# [WORK TO DO]
With the images removed, repeat the data below exactly.

# [ENTRIES]
§ §

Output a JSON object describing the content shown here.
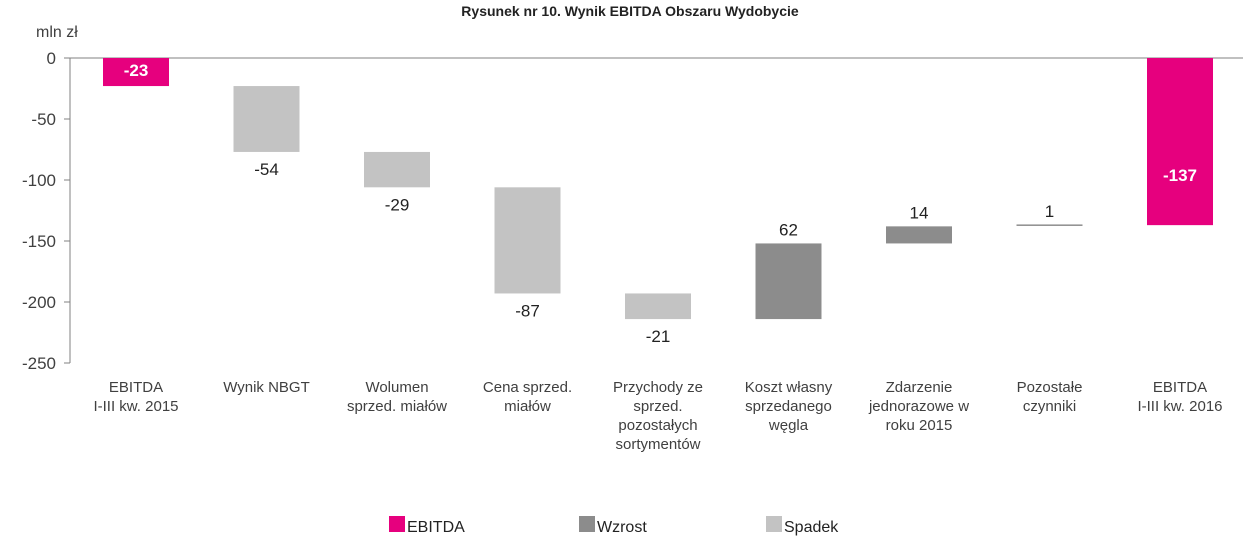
{
  "chart_data": {
    "type": "bar",
    "subtype": "waterfall",
    "title": "Rysunek nr 10. Wynik EBITDA Obszaru Wydobycie",
    "unit_label": "mln zł",
    "ylim": [
      -250,
      0
    ],
    "yticks": [
      0,
      -50,
      -100,
      -150,
      -200,
      -250
    ],
    "grid": false,
    "legend_position": "bottom",
    "categories": [
      [
        "EBITDA",
        "I-III kw. 2015"
      ],
      [
        "Wynik NBGT"
      ],
      [
        "Wolumen",
        "sprzed. miałów"
      ],
      [
        "Cena sprzed.",
        "miałów"
      ],
      [
        "Przychody ze",
        "sprzed.",
        "pozostałych",
        "sortymentów"
      ],
      [
        "Koszt własny",
        "sprzedanego",
        "węgla"
      ],
      [
        "Zdarzenie",
        "jednorazowe w",
        "roku 2015"
      ],
      [
        "Pozostałe",
        "czynniki"
      ],
      [
        "EBITDA",
        "I-III kw. 2016"
      ]
    ],
    "bars": [
      {
        "kind": "total",
        "start": 0,
        "end": -23,
        "label": "-23"
      },
      {
        "kind": "decrease",
        "start": -23,
        "end": -77,
        "label": "-54"
      },
      {
        "kind": "decrease",
        "start": -77,
        "end": -106,
        "label": "-29"
      },
      {
        "kind": "decrease",
        "start": -106,
        "end": -193,
        "label": "-87"
      },
      {
        "kind": "decrease",
        "start": -193,
        "end": -214,
        "label": "-21"
      },
      {
        "kind": "increase",
        "start": -214,
        "end": -152,
        "label": "62"
      },
      {
        "kind": "increase",
        "start": -152,
        "end": -138,
        "label": "14"
      },
      {
        "kind": "increase",
        "start": -138,
        "end": -137,
        "label": "1"
      },
      {
        "kind": "total",
        "start": 0,
        "end": -137,
        "label": "-137"
      }
    ],
    "legend": [
      {
        "kind": "total",
        "label": "EBITDA"
      },
      {
        "kind": "increase",
        "label": "Wzrost"
      },
      {
        "kind": "decrease",
        "label": "Spadek"
      }
    ],
    "colors": {
      "total": "#e6007e",
      "increase": "#8c8c8c",
      "decrease": "#c3c3c3",
      "axis": "#808080"
    }
  }
}
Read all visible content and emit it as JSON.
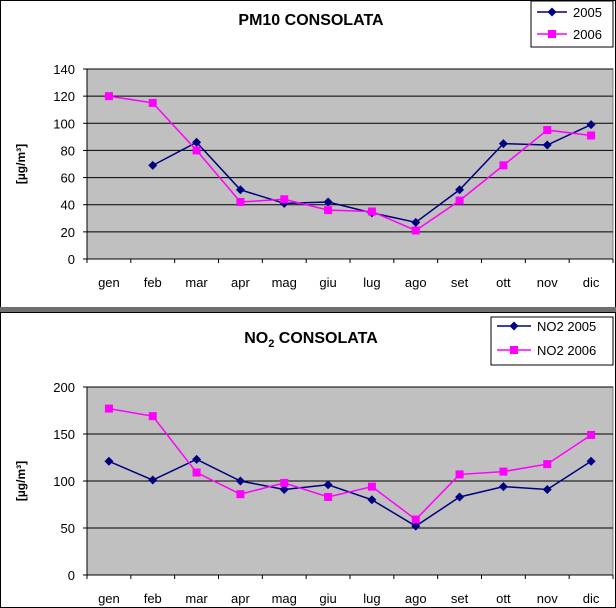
{
  "chart_data": [
    {
      "type": "line",
      "title": "PM10 CONSOLATA",
      "ylabel": "[µg/m³]",
      "ylim": [
        0,
        140
      ],
      "yticks": [
        0,
        20,
        40,
        60,
        80,
        100,
        120,
        140
      ],
      "categories": [
        "gen",
        "feb",
        "mar",
        "apr",
        "mag",
        "giu",
        "lug",
        "ago",
        "set",
        "ott",
        "nov",
        "dic"
      ],
      "legend_position": "top-right",
      "series": [
        {
          "name": "2005",
          "color": "#000080",
          "marker": "diamond",
          "values": [
            null,
            69,
            86,
            51,
            41,
            42,
            34,
            27,
            51,
            85,
            84,
            99
          ]
        },
        {
          "name": "2006",
          "color": "#ff00ff",
          "marker": "square",
          "values": [
            120,
            115,
            80,
            42,
            44,
            36,
            35,
            21,
            43,
            69,
            95,
            91
          ]
        }
      ]
    },
    {
      "type": "line",
      "title": "NO2 CONSOLATA",
      "title_parts": {
        "pre": "NO",
        "sub": "2",
        "post": " CONSOLATA"
      },
      "ylabel": "[µg/m³]",
      "ylim": [
        0,
        200
      ],
      "yticks": [
        0,
        50,
        100,
        150,
        200
      ],
      "categories": [
        "gen",
        "feb",
        "mar",
        "apr",
        "mag",
        "giu",
        "lug",
        "ago",
        "set",
        "ott",
        "nov",
        "dic"
      ],
      "legend_position": "top-right",
      "series": [
        {
          "name": "NO2 2005",
          "color": "#000080",
          "marker": "diamond",
          "values": [
            121,
            101,
            123,
            100,
            91,
            96,
            80,
            52,
            83,
            94,
            91,
            121
          ]
        },
        {
          "name": "NO2 2006",
          "color": "#ff00ff",
          "marker": "square",
          "values": [
            177,
            169,
            109,
            86,
            98,
            83,
            94,
            59,
            107,
            110,
            118,
            149
          ]
        }
      ]
    }
  ]
}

§ §

# [THE ANSWER]
Output a JSON object describing the content shown here.
{
  "chart_data": {
    "type": "bar",
    "subtype": "waterfall",
    "title": "Rysunek nr 10. Wynik EBITDA Obszaru Wydobycie",
    "unit_label": "mln zł",
    "ylim": [
      -250,
      0
    ],
    "yticks": [
      0,
      -50,
      -100,
      -150,
      -200,
      -250
    ],
    "grid": false,
    "legend_position": "bottom",
    "categories": [
      [
        "EBITDA",
        "I-III kw. 2015"
      ],
      [
        "Wynik NBGT"
      ],
      [
        "Wolumen",
        "sprzed. miałów"
      ],
      [
        "Cena sprzed.",
        "miałów"
      ],
      [
        "Przychody ze",
        "sprzed.",
        "pozostałych",
        "sortymentów"
      ],
      [
        "Koszt własny",
        "sprzedanego",
        "węgla"
      ],
      [
        "Zdarzenie",
        "jednorazowe w",
        "roku 2015"
      ],
      [
        "Pozostałe",
        "czynniki"
      ],
      [
        "EBITDA",
        "I-III kw. 2016"
      ]
    ],
    "bars": [
      {
        "kind": "total",
        "start": 0,
        "end": -23,
        "label": "-23"
      },
      {
        "kind": "decrease",
        "start": -23,
        "end": -77,
        "label": "-54"
      },
      {
        "kind": "decrease",
        "start": -77,
        "end": -106,
        "label": "-29"
      },
      {
        "kind": "decrease",
        "start": -106,
        "end": -193,
        "label": "-87"
      },
      {
        "kind": "decrease",
        "start": -193,
        "end": -214,
        "label": "-21"
      },
      {
        "kind": "increase",
        "start": -214,
        "end": -152,
        "label": "62"
      },
      {
        "kind": "increase",
        "start": -152,
        "end": -138,
        "label": "14"
      },
      {
        "kind": "increase",
        "start": -138,
        "end": -137,
        "label": "1"
      },
      {
        "kind": "total",
        "start": 0,
        "end": -137,
        "label": "-137"
      }
    ],
    "legend": [
      {
        "kind": "total",
        "label": "EBITDA"
      },
      {
        "kind": "increase",
        "label": "Wzrost"
      },
      {
        "kind": "decrease",
        "label": "Spadek"
      }
    ],
    "colors": {
      "total": "#e6007e",
      "increase": "#8c8c8c",
      "decrease": "#c3c3c3",
      "axis": "#808080"
    }
  }
}
Read all visible content and emit it as JSON.
{
  "chart_data": [
    {
      "type": "line",
      "title": "PM10 CONSOLATA",
      "ylabel": "[µg/m³]",
      "ylim": [
        0,
        140
      ],
      "yticks": [
        0,
        20,
        40,
        60,
        80,
        100,
        120,
        140
      ],
      "categories": [
        "gen",
        "feb",
        "mar",
        "apr",
        "mag",
        "giu",
        "lug",
        "ago",
        "set",
        "ott",
        "nov",
        "dic"
      ],
      "legend_position": "top-right",
      "series": [
        {
          "name": "2005",
          "color": "#000080",
          "marker": "diamond",
          "values": [
            null,
            69,
            86,
            51,
            41,
            42,
            34,
            27,
            51,
            85,
            84,
            99
          ]
        },
        {
          "name": "2006",
          "color": "#ff00ff",
          "marker": "square",
          "values": [
            120,
            115,
            80,
            42,
            44,
            36,
            35,
            21,
            43,
            69,
            95,
            91
          ]
        }
      ]
    },
    {
      "type": "line",
      "title": "NO2 CONSOLATA",
      "title_parts": {
        "pre": "NO",
        "sub": "2",
        "post": " CONSOLATA"
      },
      "ylabel": "[µg/m³]",
      "ylim": [
        0,
        200
      ],
      "yticks": [
        0,
        50,
        100,
        150,
        200
      ],
      "categories": [
        "gen",
        "feb",
        "mar",
        "apr",
        "mag",
        "giu",
        "lug",
        "ago",
        "set",
        "ott",
        "nov",
        "dic"
      ],
      "legend_position": "top-right",
      "series": [
        {
          "name": "NO2 2005",
          "color": "#000080",
          "marker": "diamond",
          "values": [
            121,
            101,
            123,
            100,
            91,
            96,
            80,
            52,
            83,
            94,
            91,
            121
          ]
        },
        {
          "name": "NO2 2006",
          "color": "#ff00ff",
          "marker": "square",
          "values": [
            177,
            169,
            109,
            86,
            98,
            83,
            94,
            59,
            107,
            110,
            118,
            149
          ]
        }
      ]
    }
  ]
}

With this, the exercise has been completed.